**ZITIERTER TEXT:**
********
Re: Über den Drang zur Kommunikation

Verfasst: 04.02.2009, 23:53
von sepp
Threepbrush hat geschrieben:Ich blick halt nicht ganz dahinter, woher diese Angst vor der Stille stammt...
Ich tippe mal drauf, nicht als Langweiler oder Versager rüberzukommen. Die gesellschaftliche Anerkennung ist dem Großteil halt nunmal enorm wichtig und einer, der nicht reden/unterhalten/erzählen/entertainen kann, ist ganz schnell ausgegrenzt.
Und das hat sich wohl so sehr im Menschen (verallgemeinernd) manifestiert, dass er selbst dann losplappert, wenn's ihm gesellschaftlich gar nichts bringt bzw. er eigentlich echt drauf verzichten könnte, Eindruck zu machen.
Personen gegenüber, bei denen man diese anerkannte Stellung bereits innehat, kann man hingegen auch mal schweigen, ohne "befürchten" zu müssen, unten durch zu sein.
Eigentlich schon ganz schön gestört, wenn man so drüber nachdenkt..... :)

Re: Über den Drang zur Kommunikation

Verfasst: 05.02.2009, 00:22
von Threepbrush
sepp hat geschrieben: Eigentlich schon ganz schön gestört, wenn man so drüber nachdenkt..... :)
Ja...eigentlich schon...aber als 'gestört' gilt man seltsamerweise eher, wenn man sich dem verweigert.
Ich erinnere mich grad daran, dass ich, als ich mein Abi nachgemacht habe, nebenbei bei einer Sicherheitsfirma gearbeitet habe. Und die Unterhaltungen so gegen nachts um drei waren nun wirklich derart sinnfrei, dass es mir einfach unmöglich war, mich daran zu beteiligen...
...was dazu geführt hat, dass ich da zeitweise als arroganter, klugscheißerischer Typ angesehen wurde...allein aus dem Grund, weil ich nachts um drei einfach nicht mehr sonderlich viel zu sagen hatte...
...was für mich völlig ok war...aber manchmal fragt man sich dann schon, ob da was mit einem selbst nicht stimmt, oder mit allen anderen...wenn anscheinend alle anderen die Regeln aufstellen...

Re: Über den Drang zur Kommunikation

Verfasst: 05.02.2009, 11:09
von TBI
Ja, arrogant hat man mich auch schon genannt, wenn ich zu ruhig war.
Aber womit assoziieren wir denn Stille? Gut, bei mir sind es erfahrungstechnisch größtenteils Klausuren (wo einem die Stille erst auffällt, wenn man wirklich nichts mehr zu schreiben weiß) und Friedhofskapellen, das ist schon bedrückend. Generell mit Orten, wo man nicht reden "darf", oder sich nicht traut. In diesen riesigen, hallenden Kirchen wird grundsätzlich immer geflüstert, wenn auch nur ein Baby weint, wandern zig Blicke suchend in die Richtung. Nicht angenehm. Ist man gern wieder raus.
********
**ROHMATERIAL:**
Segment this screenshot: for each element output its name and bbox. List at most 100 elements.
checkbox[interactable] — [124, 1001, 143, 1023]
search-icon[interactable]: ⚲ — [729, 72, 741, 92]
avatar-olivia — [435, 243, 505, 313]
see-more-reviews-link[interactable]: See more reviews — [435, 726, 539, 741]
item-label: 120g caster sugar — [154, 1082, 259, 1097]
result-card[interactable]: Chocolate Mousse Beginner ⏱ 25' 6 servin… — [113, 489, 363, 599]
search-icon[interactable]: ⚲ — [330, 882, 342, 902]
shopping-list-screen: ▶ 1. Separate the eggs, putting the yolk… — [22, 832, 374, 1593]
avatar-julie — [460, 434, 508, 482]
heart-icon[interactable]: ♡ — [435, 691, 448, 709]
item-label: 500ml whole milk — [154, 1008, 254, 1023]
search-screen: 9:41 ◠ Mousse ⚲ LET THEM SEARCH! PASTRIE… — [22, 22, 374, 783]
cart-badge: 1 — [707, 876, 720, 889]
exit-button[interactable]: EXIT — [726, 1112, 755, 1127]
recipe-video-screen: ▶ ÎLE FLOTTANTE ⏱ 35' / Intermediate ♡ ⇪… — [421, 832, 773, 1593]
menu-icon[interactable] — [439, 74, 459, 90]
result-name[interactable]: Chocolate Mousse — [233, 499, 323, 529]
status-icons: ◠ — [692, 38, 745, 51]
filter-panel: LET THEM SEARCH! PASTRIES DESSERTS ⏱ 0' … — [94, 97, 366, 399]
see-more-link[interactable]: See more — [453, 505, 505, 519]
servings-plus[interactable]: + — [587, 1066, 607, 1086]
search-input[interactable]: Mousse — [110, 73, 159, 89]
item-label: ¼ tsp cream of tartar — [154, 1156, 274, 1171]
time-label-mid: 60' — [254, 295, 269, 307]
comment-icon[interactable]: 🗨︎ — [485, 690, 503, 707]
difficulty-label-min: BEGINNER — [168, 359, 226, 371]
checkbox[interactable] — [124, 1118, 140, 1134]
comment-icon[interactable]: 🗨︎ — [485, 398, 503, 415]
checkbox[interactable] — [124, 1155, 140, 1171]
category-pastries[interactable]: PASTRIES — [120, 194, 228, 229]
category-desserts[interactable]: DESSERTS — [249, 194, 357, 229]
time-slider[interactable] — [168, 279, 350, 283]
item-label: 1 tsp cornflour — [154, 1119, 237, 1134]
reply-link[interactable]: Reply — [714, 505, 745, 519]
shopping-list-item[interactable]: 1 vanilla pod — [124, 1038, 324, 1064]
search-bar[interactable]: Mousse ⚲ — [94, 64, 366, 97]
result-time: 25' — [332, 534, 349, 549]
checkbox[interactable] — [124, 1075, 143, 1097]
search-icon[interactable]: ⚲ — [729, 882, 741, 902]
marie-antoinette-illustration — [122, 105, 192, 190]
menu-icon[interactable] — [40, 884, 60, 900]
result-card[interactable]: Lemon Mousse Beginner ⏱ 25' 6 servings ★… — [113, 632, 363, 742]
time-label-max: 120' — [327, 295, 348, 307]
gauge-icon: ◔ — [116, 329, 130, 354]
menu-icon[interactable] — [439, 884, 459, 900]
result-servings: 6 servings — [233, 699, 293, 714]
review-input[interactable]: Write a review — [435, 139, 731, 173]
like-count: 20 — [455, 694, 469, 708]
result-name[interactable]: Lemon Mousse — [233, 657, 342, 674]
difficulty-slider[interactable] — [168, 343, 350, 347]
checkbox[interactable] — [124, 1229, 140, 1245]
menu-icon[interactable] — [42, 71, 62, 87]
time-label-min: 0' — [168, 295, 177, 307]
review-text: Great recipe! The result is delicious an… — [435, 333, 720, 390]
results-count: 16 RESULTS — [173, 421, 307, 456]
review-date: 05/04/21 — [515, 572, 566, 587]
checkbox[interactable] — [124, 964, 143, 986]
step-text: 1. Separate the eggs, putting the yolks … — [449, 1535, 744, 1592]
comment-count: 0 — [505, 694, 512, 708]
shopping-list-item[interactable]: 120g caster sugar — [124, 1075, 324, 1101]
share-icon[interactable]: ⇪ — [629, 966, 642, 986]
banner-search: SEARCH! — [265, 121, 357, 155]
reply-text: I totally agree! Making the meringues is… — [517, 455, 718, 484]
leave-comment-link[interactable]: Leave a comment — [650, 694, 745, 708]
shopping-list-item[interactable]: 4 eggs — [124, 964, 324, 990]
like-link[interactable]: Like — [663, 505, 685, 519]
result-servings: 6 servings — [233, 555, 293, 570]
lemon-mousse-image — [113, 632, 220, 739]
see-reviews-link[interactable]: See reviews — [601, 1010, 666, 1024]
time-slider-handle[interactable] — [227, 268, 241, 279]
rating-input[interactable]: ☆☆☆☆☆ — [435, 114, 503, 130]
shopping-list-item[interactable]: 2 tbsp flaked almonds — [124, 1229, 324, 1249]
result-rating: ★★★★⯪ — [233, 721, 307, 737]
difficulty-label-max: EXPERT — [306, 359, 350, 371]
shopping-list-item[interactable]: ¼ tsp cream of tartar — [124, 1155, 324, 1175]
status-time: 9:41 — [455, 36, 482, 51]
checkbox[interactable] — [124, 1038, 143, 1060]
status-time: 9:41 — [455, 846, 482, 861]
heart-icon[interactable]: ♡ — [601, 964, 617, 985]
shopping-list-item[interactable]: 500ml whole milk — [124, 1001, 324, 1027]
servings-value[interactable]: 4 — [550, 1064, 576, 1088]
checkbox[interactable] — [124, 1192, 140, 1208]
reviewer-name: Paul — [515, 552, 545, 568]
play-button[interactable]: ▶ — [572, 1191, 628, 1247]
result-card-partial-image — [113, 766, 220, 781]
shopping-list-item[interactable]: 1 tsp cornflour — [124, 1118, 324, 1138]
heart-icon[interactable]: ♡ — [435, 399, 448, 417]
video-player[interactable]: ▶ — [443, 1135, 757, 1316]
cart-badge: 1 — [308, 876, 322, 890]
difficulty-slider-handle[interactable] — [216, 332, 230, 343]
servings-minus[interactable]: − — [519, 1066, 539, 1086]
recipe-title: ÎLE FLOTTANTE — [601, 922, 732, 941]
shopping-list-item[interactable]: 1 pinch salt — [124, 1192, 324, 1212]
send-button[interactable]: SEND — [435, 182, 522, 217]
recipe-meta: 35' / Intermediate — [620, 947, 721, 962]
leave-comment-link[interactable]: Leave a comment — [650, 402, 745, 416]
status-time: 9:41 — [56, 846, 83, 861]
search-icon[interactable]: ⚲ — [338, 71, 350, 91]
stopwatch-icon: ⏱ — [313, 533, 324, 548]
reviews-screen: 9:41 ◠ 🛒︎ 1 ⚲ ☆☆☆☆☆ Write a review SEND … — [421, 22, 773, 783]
********
**KURZE AUFGABE:**
Bei welcher Art von Firma hat Threepbrush laut dem Forumstext über den Drang zur Kommunikation nebenbei gearbeitet? Das Material wird hier nicht gebraucht.

**ERGEBNIS:**
Bei einer Sicherheitsfirma.